───── Textauszug
Die Deutsche Post AG hat nun bekannt gegeben, dass sie sich bis zum Jahr 2011 von ihrem bisher noch verbliebenen eigenen Filialnetz vollends trennen wird. Damit gehen auch noch die restlichen 750 Postfilialen in die Hände so genannter Partnerfilialen über. Die Postdienste sollen künftig beispielsweise von Einzelhandelsgeschäften zusätzlich nebenbei erbracht werden.

Nun melden sich Politiker empört zu Wort, wollen plötzlich die Verbraucherinteressen schützen, fordern die Einbindung der Bürger in den Entscheidungsprozess der Filialenschließung und vergessen dabei anscheinend, dass ihre Parteien die Privatisierung mit großen Versprechungen vorangetrieben und mit der Prophezeiung beschlossen haben, dass nun alles effizienter und besser liefe.

Bereits im Juni 1989 wurden noch von der Kohl-Regierung die Weichen für die Postprivatisierung gestellt. 1995 wurde der Bereich Postdienst in eine Aktiengesellschaft umgewandelt. Bis zum Börsengang im Jahr 2000 hielt der Staat alle Anteile (vergleichbar mit der Bahnprivatisierung). Am 17.11.2003 veräußerte der Bund 29,9% an die KfW Bankengruppe. Bis zum Jahr 2005 wurden dann Zug um Zug alle restlichen Anteile privatisiert, heute liegt der Staatsanteil bei 0%.
──────────
───── Bereitgestelltes Material
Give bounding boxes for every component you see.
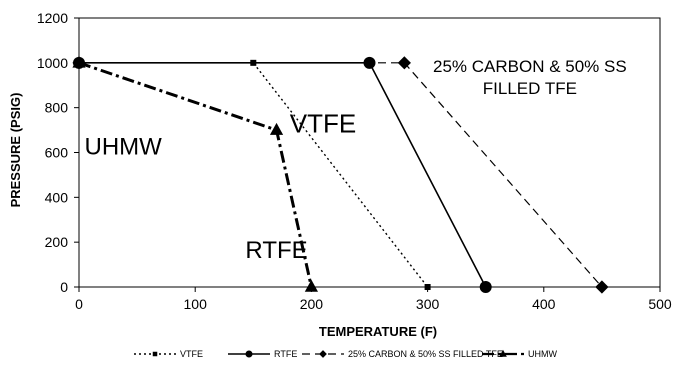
annotation-line: UHMW bbox=[84, 134, 162, 161]
legend-entry: UHMW bbox=[482, 349, 557, 359]
legend-entry: VTFE bbox=[134, 349, 203, 359]
annotation-label: RTFE bbox=[245, 237, 307, 264]
annotations: 25% CARBON & 50% SS FILLED TFE VTFE UHMW RTF… bbox=[84, 57, 626, 264]
annotation-line: 25% CARBON & 50% SS bbox=[433, 57, 627, 76]
legend-label: RTFE bbox=[274, 349, 297, 359]
y-tick-label: 0 bbox=[60, 279, 68, 295]
legend-swatch-marker bbox=[319, 350, 327, 358]
data-point bbox=[595, 280, 609, 294]
data-point bbox=[363, 56, 376, 69]
y-tick-label: 1200 bbox=[37, 10, 68, 26]
series-triangle bbox=[72, 55, 318, 292]
series-layer bbox=[72, 55, 609, 294]
x-tick-label: 500 bbox=[648, 296, 672, 312]
legend-swatch-marker bbox=[499, 349, 507, 357]
data-point bbox=[304, 279, 318, 292]
legend-label: VTFE bbox=[180, 349, 203, 359]
annotation-line: RTFE bbox=[245, 237, 307, 264]
legend-label: UHMW bbox=[528, 349, 557, 359]
legend-entry: 25% CARBON & 50% SS FILLED TFE bbox=[302, 349, 503, 359]
x-tick-label: 100 bbox=[184, 296, 208, 312]
annotation-line: FILLED TFE bbox=[483, 79, 577, 98]
data-point bbox=[72, 55, 86, 68]
legend-swatch-marker bbox=[152, 351, 158, 357]
x-tick-label: 300 bbox=[416, 296, 440, 312]
annotation-label: 25% CARBON & 50% SS FILLED TFE bbox=[433, 57, 627, 98]
x-tick-label: 400 bbox=[532, 296, 556, 312]
y-tick-label: 800 bbox=[45, 100, 69, 116]
legend-swatch-marker bbox=[245, 350, 253, 358]
legend-entry: RTFE bbox=[228, 349, 297, 359]
data-point bbox=[397, 56, 411, 70]
y-tick-label: 400 bbox=[45, 189, 69, 205]
y-tick-label: 1000 bbox=[37, 55, 68, 71]
data-point bbox=[424, 284, 431, 290]
y-axis-title: PRESSURE (PSIG) bbox=[8, 93, 23, 208]
y-tick-label: 600 bbox=[45, 145, 69, 161]
annotation-line: VTFE bbox=[290, 108, 356, 138]
data-point bbox=[269, 122, 284, 135]
x-tick-label: 200 bbox=[300, 296, 324, 312]
legend-label: 25% CARBON & 50% SS FILLED TFE bbox=[348, 349, 503, 359]
y-tick-label: 200 bbox=[45, 234, 69, 250]
x-axis-title: TEMPERATURE (F) bbox=[319, 324, 437, 339]
legend: VTFE RTFE 25% CARBON & 50% SS FILLED TFE UH… bbox=[134, 349, 557, 359]
annotation-label: UHMW bbox=[84, 134, 162, 161]
series-circle bbox=[73, 56, 492, 293]
x-tick-label: 0 bbox=[75, 296, 83, 312]
annotation-label: VTFE bbox=[290, 108, 356, 138]
axes: 0 100 200 300 400 500 0 200 400 600 800 1000 1200 bbox=[37, 10, 672, 312]
data-point bbox=[479, 281, 492, 293]
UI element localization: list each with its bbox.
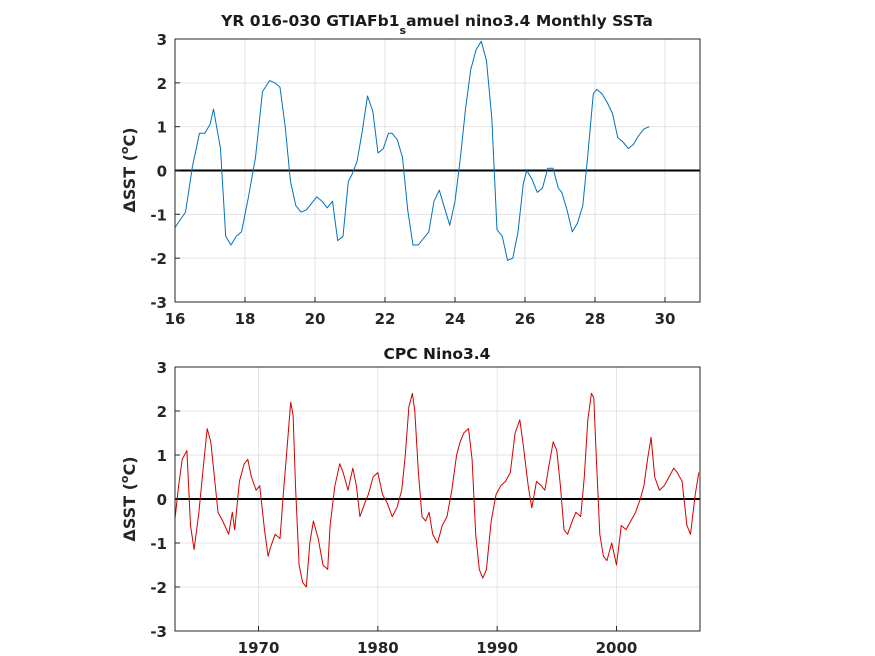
top-series-line: [174, 40, 650, 261]
bottom-y-tick-label: -1: [150, 535, 167, 553]
bottom-plot-ylabel: ΔSST (oC): [118, 456, 139, 541]
bottom-y-tick-label: -3: [150, 623, 167, 641]
top-x-tick-label: 30: [655, 310, 676, 328]
bottom-y-tick-label: 0: [157, 491, 167, 509]
top-y-tick-label: -1: [150, 206, 167, 224]
top-y-tick-label: -3: [150, 294, 167, 312]
bottom-y-tick-label: 2: [157, 403, 167, 421]
bottom-x-tick-label: 2000: [596, 639, 638, 656]
bottom-x-tick-label: 1970: [238, 639, 280, 656]
bottom-x-tick-label: 1980: [357, 639, 399, 656]
bottom-plot-title: CPC Nino3.4: [384, 345, 491, 363]
top-plot-ylabel: ΔSST (oC): [118, 127, 139, 212]
bottom-y-tick-label: -2: [150, 579, 167, 597]
top-y-tick-label: 1: [157, 119, 167, 137]
top-x-tick-label: 20: [305, 310, 326, 328]
top-x-tick-label: 22: [375, 310, 396, 328]
top-y-tick-label: 3: [157, 31, 167, 49]
top-x-tick-label: 26: [515, 310, 536, 328]
top-plot-title: YR 016-030 GTIAFb1samuel nino3.4 Monthly…: [220, 12, 653, 37]
top-plot-panel: YR 016-030 GTIAFb1samuel nino3.4 Monthly…: [118, 12, 701, 328]
top-y-tick-label: -2: [150, 250, 167, 268]
bottom-plot-panel: CPC Nino3.4 ΔSST (oC) 1970 1980 1990 2000 -3…: [118, 345, 701, 656]
bottom-y-tick-label: 3: [157, 359, 167, 377]
top-x-tick-label: 16: [165, 310, 186, 328]
top-x-tick-label: 18: [235, 310, 256, 328]
top-y-tick-label: 2: [157, 75, 167, 93]
top-x-tick-label: 28: [585, 310, 606, 328]
top-y-tick-label: 0: [157, 163, 167, 181]
bottom-x-tick-label: 1990: [476, 639, 518, 656]
top-x-tick-label: 24: [445, 310, 466, 328]
bottom-series-line: [174, 392, 700, 588]
bottom-y-tick-label: 1: [157, 447, 167, 465]
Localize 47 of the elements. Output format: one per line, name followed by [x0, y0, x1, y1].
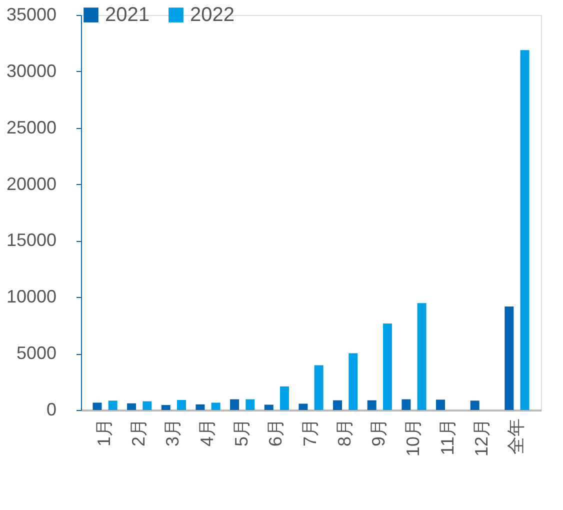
x-tick-label: 2月: [128, 418, 148, 447]
bar: [417, 303, 426, 410]
x-tick-label: 12月: [472, 418, 492, 457]
bar: [230, 399, 240, 410]
bar: [211, 402, 220, 410]
y-tick-label: 30000: [6, 60, 56, 81]
bar: [264, 404, 274, 410]
x-tick-label: 9月: [368, 418, 389, 447]
bar: [176, 400, 186, 410]
x-tick-label: 11月: [437, 418, 458, 456]
y-tick-label: 0: [46, 400, 56, 420]
x-tick-label: 8月: [334, 418, 354, 447]
y-tick-label: 25000: [6, 117, 56, 138]
bar: [504, 306, 514, 410]
bar: [108, 400, 118, 410]
legend-label: 2022: [190, 4, 234, 26]
bar: [348, 353, 358, 410]
x-tick-label: 10月: [402, 418, 423, 457]
bar: [436, 400, 446, 410]
x-tick-label: 1月: [94, 418, 114, 447]
bar: [142, 401, 152, 410]
bar: [520, 50, 530, 410]
y-tick-label: 35000: [6, 4, 56, 24]
bar: [196, 404, 205, 410]
bar: [382, 324, 392, 410]
legend-label: 2021: [105, 4, 150, 26]
x-tick-label: 5月: [231, 418, 252, 447]
bar: [92, 402, 102, 410]
y-tick-label: 10000: [6, 286, 56, 307]
y-tick-label: 5000: [16, 343, 56, 364]
x-tick-label: 7月: [300, 418, 320, 447]
bar: [402, 399, 411, 410]
bar: [367, 400, 376, 410]
x-tick-label: 4月: [197, 418, 218, 447]
bar: [246, 399, 255, 410]
x-tick-label: 6月: [266, 418, 286, 447]
x-tick-label: 全年: [506, 418, 526, 454]
bar: [470, 400, 480, 410]
bar: [280, 386, 289, 410]
bar: [333, 400, 342, 410]
bar: [298, 404, 308, 410]
y-tick-label: 15000: [6, 230, 56, 250]
bar: [127, 403, 136, 410]
x-tick-label: 3月: [162, 418, 183, 447]
bar: [314, 365, 324, 410]
bar: [161, 405, 170, 410]
y-tick-label: 20000: [6, 174, 56, 194]
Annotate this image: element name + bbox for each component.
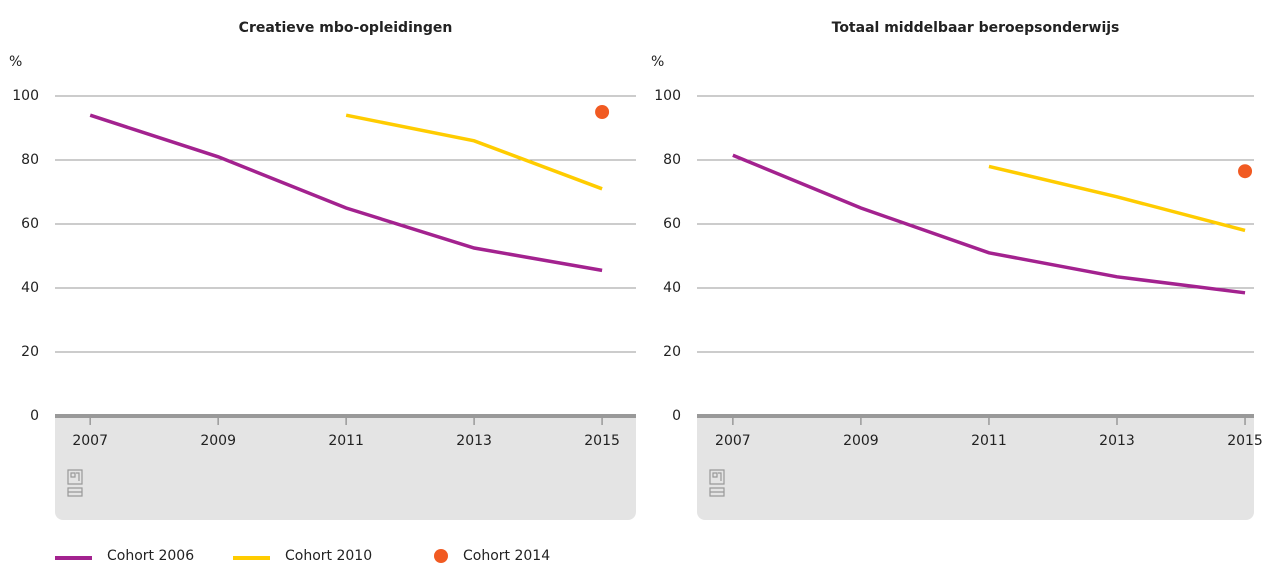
x-tick-label: 2009 [200, 433, 236, 449]
legend-label: Cohort 2006 [107, 548, 194, 564]
y-axis-label: % [651, 54, 664, 70]
x-tick-label: 2011 [971, 433, 1007, 449]
y-tick-label: 100 [12, 88, 39, 104]
x-tick-label: 2007 [715, 433, 751, 449]
legend-label: Cohort 2010 [285, 548, 372, 564]
y-tick-label: 80 [21, 152, 39, 168]
y-tick-label: 80 [663, 152, 681, 168]
y-axis-label: % [9, 54, 22, 70]
footer-panel [55, 416, 636, 520]
data-point [595, 105, 610, 119]
logo [67, 469, 83, 497]
logo [709, 469, 725, 497]
y-tick-label: 100 [654, 88, 681, 104]
x-tick-label: 2011 [328, 433, 364, 449]
series-line [345, 113, 603, 191]
y-tick-label: 0 [672, 408, 681, 424]
legend-swatch [434, 549, 448, 563]
chart-title: Creatieve mbo-opleidingen [239, 20, 453, 36]
x-tick-label: 2013 [1099, 433, 1135, 449]
y-tick-label: 20 [21, 344, 39, 360]
footer-panel [697, 416, 1254, 520]
y-tick-label: 0 [30, 408, 39, 424]
x-tick-label: 2009 [843, 433, 879, 449]
series-line [988, 164, 1246, 233]
series-line [732, 153, 1246, 295]
x-tick-label: 2015 [584, 433, 620, 449]
chart-title: Totaal middelbaar beroepsonderwijs [832, 20, 1120, 36]
x-tick-label: 2015 [1227, 433, 1263, 449]
y-tick-label: 60 [21, 216, 39, 232]
legend-label: Cohort 2014 [463, 548, 550, 564]
series-line [89, 113, 603, 273]
x-tick-label: 2007 [72, 433, 108, 449]
y-tick-label: 40 [663, 280, 681, 296]
y-tick-label: 40 [21, 280, 39, 296]
y-tick-label: 20 [663, 344, 681, 360]
y-tick-label: 60 [663, 216, 681, 232]
x-tick-label: 2013 [456, 433, 492, 449]
data-point [1238, 164, 1253, 179]
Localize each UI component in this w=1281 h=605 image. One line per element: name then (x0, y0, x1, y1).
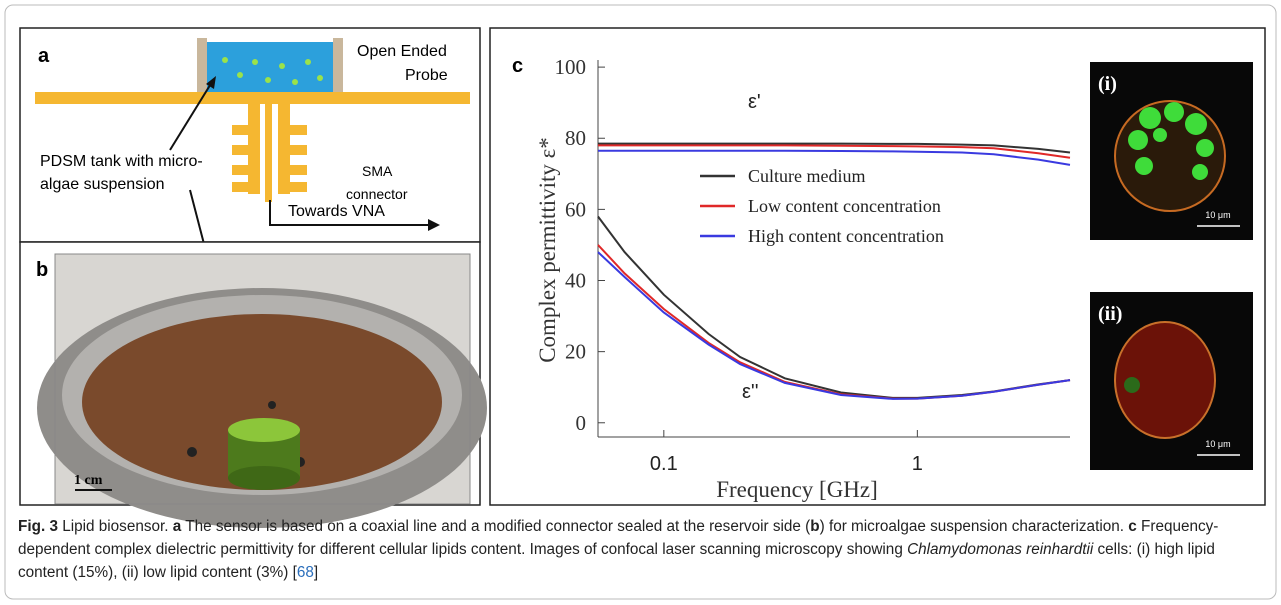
y-tick-label: 20 (565, 340, 586, 364)
connector-label: SMA (362, 163, 393, 179)
connector-label: connector (346, 186, 408, 202)
annotation: ε'' (742, 381, 759, 403)
y-axis-label: Complex permittivity ε* (535, 137, 560, 363)
scale-label: 1 cm (74, 473, 103, 488)
legend-label: Culture medium (748, 166, 865, 186)
vna-label: Towards VNA (288, 203, 385, 220)
y-tick-label: 40 (565, 269, 586, 293)
caption-text: The sensor is based on a coaxial line an… (181, 518, 810, 535)
panel-label: a (38, 45, 50, 67)
caption-figure-number: Fig. 3 (18, 518, 58, 535)
probe-label: Open Ended (357, 43, 447, 60)
caption-panel-ref: b (810, 518, 819, 535)
x-axis-label: Frequency [GHz] (716, 477, 878, 502)
probe-label: Probe (405, 67, 448, 84)
legend-label: Low content concentration (748, 196, 941, 216)
photo (37, 254, 487, 528)
micrograph-label: (i) (1098, 73, 1117, 95)
caption-text: ) for microalgae suspension characteriza… (820, 518, 1129, 535)
caption-reference[interactable]: 68 (297, 564, 314, 581)
y-tick-label: 100 (555, 55, 587, 79)
caption-panel-ref: a (173, 518, 182, 535)
caption-species: Chlamydomonas reinhardtii (907, 541, 1093, 558)
caption-text: ] (314, 564, 318, 581)
micrograph-scale: 10 μm (1205, 210, 1230, 220)
micrograph-scale: 10 μm (1205, 439, 1230, 449)
panel-label: b (36, 259, 48, 281)
x-tick-label: 0.1 (650, 453, 678, 475)
caption: Fig. 3 Lipid biosensor. a The sensor is … (18, 515, 1263, 584)
y-tick-label: 60 (565, 197, 586, 221)
legend-label: High content concentration (748, 226, 944, 246)
tank-label: algae suspension (40, 176, 165, 193)
annotation: ε' (748, 91, 761, 113)
page: a Open Ended Probe PDSM tank with micro-… (0, 0, 1281, 605)
panel-label: c (512, 55, 523, 77)
caption-panel-ref: c (1128, 518, 1137, 535)
x-tick-label: 1 (912, 453, 923, 475)
y-tick-label: 0 (576, 411, 587, 435)
micrograph-label: (ii) (1098, 303, 1122, 325)
tank-label: PDSM tank with micro- (40, 153, 203, 170)
y-tick-label: 80 (565, 126, 586, 150)
caption-text: Lipid biosensor. (58, 518, 173, 535)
──────────
## Aufgaben
A – Gib bitte aus dem Textauszug die Passage von „Nun melden sich“ bis „und besser liefe.“ wortgetreu wieder.
B – An welchem Datum veräußerte der Bund laut Textauszug 29,9 % an die KfW Bankengruppe?

## Lösungen
A –
Nun melden sich Politiker empört zu Wort, wollen plötzlich die Verbraucherinteressen schützen, fordern die Einbindung der Bürger in den Entscheidungsprozess der Filialenschließung und vergessen dabei anscheinend, dass ihre Parteien die Privatisierung mit großen Versprechungen vorangetrieben und mit der Prophezeiung beschlossen haben, dass nun alles effizienter und besser liefe.

B – Am 17.11.2003.